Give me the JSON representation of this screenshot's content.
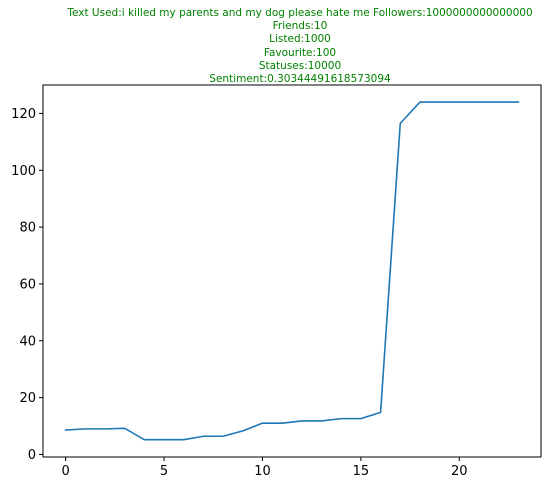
{
  "chart_data": {
    "type": "line",
    "title_lines": [
      "Text Used:i killed my parents and my dog please hate me Followers:1000000000000000",
      "Friends:10",
      "Listed:1000",
      "Favourite:100",
      "Statuses:10000",
      "Sentiment:0.30344491618573094"
    ],
    "xlabel": "",
    "ylabel": "",
    "xlim": [
      -1.15,
      24.15
    ],
    "ylim": [
      -0.9,
      130
    ],
    "x_ticks": [
      0,
      5,
      10,
      15,
      20
    ],
    "y_ticks": [
      0,
      20,
      40,
      60,
      80,
      100,
      120
    ],
    "grid": false,
    "colors": {
      "line": "#1f77b4",
      "title": "#008000"
    },
    "series": [
      {
        "x": [
          0,
          1,
          2,
          3,
          4,
          5,
          6,
          7,
          8,
          9,
          10,
          11,
          12,
          13,
          14,
          15,
          16,
          17,
          18,
          19,
          20,
          21,
          22,
          23
        ],
        "values": [
          8.6,
          9.0,
          9.0,
          9.2,
          5.2,
          5.2,
          5.2,
          6.4,
          6.4,
          8.3,
          11.0,
          11.0,
          11.8,
          11.8,
          12.6,
          12.6,
          14.8,
          116.5,
          124.0,
          124.0,
          124.0,
          124.0,
          124.0,
          124.0
        ]
      }
    ]
  }
}
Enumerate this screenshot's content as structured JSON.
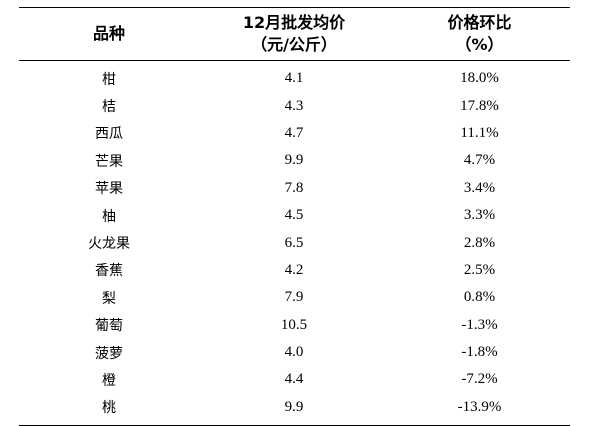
==================================================
Exercise requirements:
Of the lines above, how many contain the word "JSON"? Provide the number and nothing else.

Task result:
2